» **Lines of data**
--*--

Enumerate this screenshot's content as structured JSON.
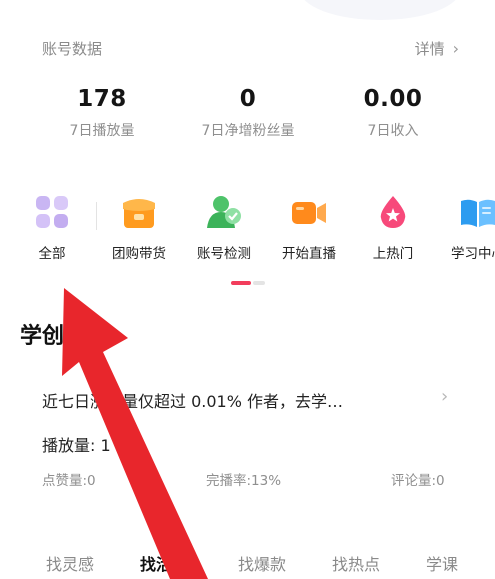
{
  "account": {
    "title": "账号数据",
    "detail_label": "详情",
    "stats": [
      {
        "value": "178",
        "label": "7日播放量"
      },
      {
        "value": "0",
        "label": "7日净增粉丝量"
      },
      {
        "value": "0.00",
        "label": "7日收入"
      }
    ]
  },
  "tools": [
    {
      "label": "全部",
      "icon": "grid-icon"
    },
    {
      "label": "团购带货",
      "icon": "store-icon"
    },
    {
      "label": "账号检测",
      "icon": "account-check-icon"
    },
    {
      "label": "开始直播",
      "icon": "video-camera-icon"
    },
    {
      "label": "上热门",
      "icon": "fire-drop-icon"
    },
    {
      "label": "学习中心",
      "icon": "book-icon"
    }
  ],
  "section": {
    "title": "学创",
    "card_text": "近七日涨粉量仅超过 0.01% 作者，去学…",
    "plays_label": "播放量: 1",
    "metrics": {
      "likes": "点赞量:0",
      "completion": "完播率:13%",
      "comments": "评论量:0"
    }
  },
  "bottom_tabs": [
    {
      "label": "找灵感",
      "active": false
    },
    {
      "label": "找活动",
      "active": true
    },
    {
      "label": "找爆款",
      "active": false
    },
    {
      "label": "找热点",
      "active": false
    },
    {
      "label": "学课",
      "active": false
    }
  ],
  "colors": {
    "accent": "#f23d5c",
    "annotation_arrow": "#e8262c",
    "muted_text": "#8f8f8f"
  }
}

--*--

» **DIRECTIONS**
Pictures are excluded; repeat every record exactly.

» **ANSWER FOR THE TASK**
Enumerate this screenshot's content as structured JSON.
{
  "account": {
    "title": "账号数据",
    "detail_label": "详情",
    "stats": [
      {
        "value": "178",
        "label": "7日播放量"
      },
      {
        "value": "0",
        "label": "7日净增粉丝量"
      },
      {
        "value": "0.00",
        "label": "7日收入"
      }
    ]
  },
  "tools": [
    {
      "label": "全部",
      "icon": "grid-icon"
    },
    {
      "label": "团购带货",
      "icon": "store-icon"
    },
    {
      "label": "账号检测",
      "icon": "account-check-icon"
    },
    {
      "label": "开始直播",
      "icon": "video-camera-icon"
    },
    {
      "label": "上热门",
      "icon": "fire-drop-icon"
    },
    {
      "label": "学习中心",
      "icon": "book-icon"
    }
  ],
  "section": {
    "title": "学创",
    "card_text": "近七日涨粉量仅超过 0.01% 作者，去学…",
    "plays_label": "播放量: 1",
    "metrics": {
      "likes": "点赞量:0",
      "completion": "完播率:13%",
      "comments": "评论量:0"
    }
  },
  "bottom_tabs": [
    {
      "label": "找灵感",
      "active": false
    },
    {
      "label": "找活动",
      "active": true
    },
    {
      "label": "找爆款",
      "active": false
    },
    {
      "label": "找热点",
      "active": false
    },
    {
      "label": "学课",
      "active": false
    }
  ],
  "colors": {
    "accent": "#f23d5c",
    "annotation_arrow": "#e8262c",
    "muted_text": "#8f8f8f"
  }
}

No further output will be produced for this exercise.